Protest in Lesum

2.000 Lesumer fordern den Erhalt der Stadtteilbücherei: „Dafür gebe ich sogar mein Kinderzimmer her“

bremen taz ■ Über 2.000 GrundschülerInnen, Lesefüchse, Eltern und LehrerInnen demonstrierten gestern in Lesum mit einer kilometerlangen Menschenkette für den Erhalt der dortigen Stadtteilbibliothek. Wie in anderen Stadtteilen auch rollt die Protestwelle gegen befürchtete Schließungen.

Plakate und Gesänge animierten Passanten zum Verweilen und Mitsingen. Zu hunderten skandierte eine Gruppe Grundschüler „Wir wollen lesen“. Vorbeifahrende Autofahrer hupten und reckten den Daumen hoch.

Ob die Bibliothek nun aber tatsächlich in den nächsten Wochen geschlossen werden soll, wie Betroffene einem Senatsbeschluss entnehmen, steht vor Ort noch in den Sternen. „Wir erfahren ja alles nur noch aus der Zeitung“, klagt Dorothea Dröge, die stellvertretende Bibliotheksleiterin.

Eine Alternative zur Lesumer Bibliothek mit ihrem engagierten Team und ihrem anspruchsvollen Programm gerade für Klein- und Grundschulkinder sieht die Elternvertreterin Brinkmann von der Schule Helsinkistraße nicht. „Für Grundschulkinder ist die Stadtteilbibliothek Vegesack überhaupt nicht zu erreichen“, sagt sie.

Aufgabenstellungen
[A] Gib den Bericht über den Protest in Lesum zwischen „2.000 Lesumer fordern“ und „die stellvertretende Bibliotheksleiterin.“ einschließlich wortgetreu wieder.
[B] Prüfe, ob die folgenden Aussagen mit dem Bericht über den Protest in Lesum übereinstimmen, und antworte jeweils mit Ja oder Nein sowie den entscheidenden Worten des Berichts als genauem Zitat: (i) Mehr als 2.000 Menschen bildeten eine Menschenkette für die Bibliothek. (ii) Vor Ort steht bereits fest, dass die Bibliothek in den nächsten Wochen schließt. (iii) Die Elternvertreterin Brinkmann hält die Stadtteilbibliothek Vegesack für Grundschulkinder für gut erreichbar.
Das Material steht in keinem Zusammenhang mit dem Bericht über den Protest in Lesum.

Bereitgestellte Angaben

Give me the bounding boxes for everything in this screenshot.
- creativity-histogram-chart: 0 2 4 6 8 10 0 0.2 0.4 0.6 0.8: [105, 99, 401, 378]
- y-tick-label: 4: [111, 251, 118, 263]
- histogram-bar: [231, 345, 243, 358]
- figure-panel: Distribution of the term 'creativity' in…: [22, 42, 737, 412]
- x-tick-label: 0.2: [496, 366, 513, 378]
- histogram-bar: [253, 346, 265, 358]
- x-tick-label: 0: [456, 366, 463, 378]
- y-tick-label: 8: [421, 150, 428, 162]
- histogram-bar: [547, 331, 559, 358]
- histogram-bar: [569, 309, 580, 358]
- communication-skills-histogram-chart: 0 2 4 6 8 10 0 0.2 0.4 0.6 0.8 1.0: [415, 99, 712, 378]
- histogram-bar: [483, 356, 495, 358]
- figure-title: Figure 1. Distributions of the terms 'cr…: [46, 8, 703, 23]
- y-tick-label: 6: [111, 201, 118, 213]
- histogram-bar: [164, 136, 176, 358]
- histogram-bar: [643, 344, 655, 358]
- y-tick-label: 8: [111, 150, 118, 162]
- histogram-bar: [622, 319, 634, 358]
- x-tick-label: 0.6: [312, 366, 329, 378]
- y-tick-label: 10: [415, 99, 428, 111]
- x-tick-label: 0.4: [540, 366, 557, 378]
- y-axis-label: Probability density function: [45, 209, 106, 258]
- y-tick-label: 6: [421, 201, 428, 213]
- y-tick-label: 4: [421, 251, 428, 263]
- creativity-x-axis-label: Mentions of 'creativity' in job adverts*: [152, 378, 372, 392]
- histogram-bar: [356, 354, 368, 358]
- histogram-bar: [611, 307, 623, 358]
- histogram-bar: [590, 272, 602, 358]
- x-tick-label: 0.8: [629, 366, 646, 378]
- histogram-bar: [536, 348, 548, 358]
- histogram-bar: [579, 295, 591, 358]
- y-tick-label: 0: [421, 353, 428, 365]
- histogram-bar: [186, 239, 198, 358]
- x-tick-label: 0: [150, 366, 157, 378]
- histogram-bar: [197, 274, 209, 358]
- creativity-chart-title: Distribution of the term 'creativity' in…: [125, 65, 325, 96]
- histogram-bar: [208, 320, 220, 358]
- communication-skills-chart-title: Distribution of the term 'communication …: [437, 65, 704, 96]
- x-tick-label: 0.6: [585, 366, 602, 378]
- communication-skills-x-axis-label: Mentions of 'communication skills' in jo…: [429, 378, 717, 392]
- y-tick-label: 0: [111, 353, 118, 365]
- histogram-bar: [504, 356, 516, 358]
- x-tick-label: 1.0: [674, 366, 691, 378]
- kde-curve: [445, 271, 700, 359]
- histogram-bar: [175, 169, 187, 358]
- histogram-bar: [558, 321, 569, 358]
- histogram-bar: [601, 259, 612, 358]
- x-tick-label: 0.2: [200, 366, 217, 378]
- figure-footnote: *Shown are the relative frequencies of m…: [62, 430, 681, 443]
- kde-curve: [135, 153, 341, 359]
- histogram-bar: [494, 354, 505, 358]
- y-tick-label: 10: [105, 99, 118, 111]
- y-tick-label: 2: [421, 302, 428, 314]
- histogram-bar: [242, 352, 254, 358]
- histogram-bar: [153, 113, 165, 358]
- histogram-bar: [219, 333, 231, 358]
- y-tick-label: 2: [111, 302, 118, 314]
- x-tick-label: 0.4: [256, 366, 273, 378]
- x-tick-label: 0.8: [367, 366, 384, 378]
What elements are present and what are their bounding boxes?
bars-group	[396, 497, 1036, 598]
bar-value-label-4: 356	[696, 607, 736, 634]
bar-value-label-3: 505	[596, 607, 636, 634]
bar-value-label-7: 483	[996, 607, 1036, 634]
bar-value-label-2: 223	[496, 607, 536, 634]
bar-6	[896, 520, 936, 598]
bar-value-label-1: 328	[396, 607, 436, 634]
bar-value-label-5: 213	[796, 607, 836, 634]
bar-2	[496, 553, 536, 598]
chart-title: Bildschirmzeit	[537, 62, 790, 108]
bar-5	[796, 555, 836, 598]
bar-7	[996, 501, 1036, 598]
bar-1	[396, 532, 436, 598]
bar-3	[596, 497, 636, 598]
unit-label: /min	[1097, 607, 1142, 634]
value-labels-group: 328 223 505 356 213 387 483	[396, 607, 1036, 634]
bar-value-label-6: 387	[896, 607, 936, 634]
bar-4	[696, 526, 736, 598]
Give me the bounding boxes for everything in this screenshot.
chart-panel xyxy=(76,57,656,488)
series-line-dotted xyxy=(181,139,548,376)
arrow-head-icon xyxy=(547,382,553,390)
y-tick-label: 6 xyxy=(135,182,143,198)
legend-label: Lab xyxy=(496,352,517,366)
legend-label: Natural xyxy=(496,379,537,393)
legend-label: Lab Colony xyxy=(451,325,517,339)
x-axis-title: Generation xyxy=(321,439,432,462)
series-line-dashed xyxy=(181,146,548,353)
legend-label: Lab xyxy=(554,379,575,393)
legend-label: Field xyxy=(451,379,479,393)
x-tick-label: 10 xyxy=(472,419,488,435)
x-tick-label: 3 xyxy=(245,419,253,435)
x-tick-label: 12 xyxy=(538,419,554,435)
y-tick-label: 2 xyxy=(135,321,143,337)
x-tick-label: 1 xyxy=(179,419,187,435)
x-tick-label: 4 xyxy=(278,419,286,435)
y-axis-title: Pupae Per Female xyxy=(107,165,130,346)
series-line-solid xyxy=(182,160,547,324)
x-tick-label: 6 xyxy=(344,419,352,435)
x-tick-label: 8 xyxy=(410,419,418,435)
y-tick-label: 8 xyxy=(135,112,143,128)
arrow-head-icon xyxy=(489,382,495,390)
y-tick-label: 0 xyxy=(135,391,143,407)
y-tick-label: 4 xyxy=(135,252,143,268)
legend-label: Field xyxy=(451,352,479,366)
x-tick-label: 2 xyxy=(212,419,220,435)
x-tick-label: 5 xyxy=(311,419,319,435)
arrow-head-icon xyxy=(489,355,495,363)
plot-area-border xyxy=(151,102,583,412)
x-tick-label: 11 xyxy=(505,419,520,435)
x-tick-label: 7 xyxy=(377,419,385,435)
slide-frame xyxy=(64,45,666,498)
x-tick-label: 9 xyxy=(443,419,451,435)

Lösungen im Einzelnen
[A]
2.000 Lesumer fordern den Erhalt der Stadtteilbücherei: „Dafür gebe ich sogar mein Kinderzimmer her“

bremen taz ■ Über 2.000 GrundschülerInnen, Lesefüchse, Eltern und LehrerInnen demonstrierten gestern in Lesum mit einer kilometerlangen Menschenkette für den Erhalt der dortigen Stadtteilbibliothek. Wie in anderen Stadtteilen auch rollt die Protestwelle gegen befürchtete Schließungen.

Plakate und Gesänge animierten Passanten zum Verweilen und Mitsingen. Zu hunderten skandierte eine Gruppe Grundschüler „Wir wollen lesen“. Vorbeifahrende Autofahrer hupten und reckten den Daumen hoch.

Ob die Bibliothek nun aber tatsächlich in den nächsten Wochen geschlossen werden soll, wie Betroffene einem Senatsbeschluss entnehmen, steht vor Ort noch in den Sternen. „Wir erfahren ja alles nur noch aus der Zeitung“, klagt Dorothea Dröge, die stellvertretende Bibliotheksleiterin.

[B]
(i) Ja. Im Bericht heißt es: „Über 2.000 GrundschülerInnen, Lesefüchse, Eltern und LehrerInnen demonstrierten gestern in Lesum mit einer kilometerlangen Menschenkette“.
(ii) Nein. Ob die Bibliothek geschlossen werden soll, „steht vor Ort noch in den Sternen“.
(iii) Nein. Sie sagt: „Für Grundschulkinder ist die Stadtteilbibliothek Vegesack überhaupt nicht zu erreichen“.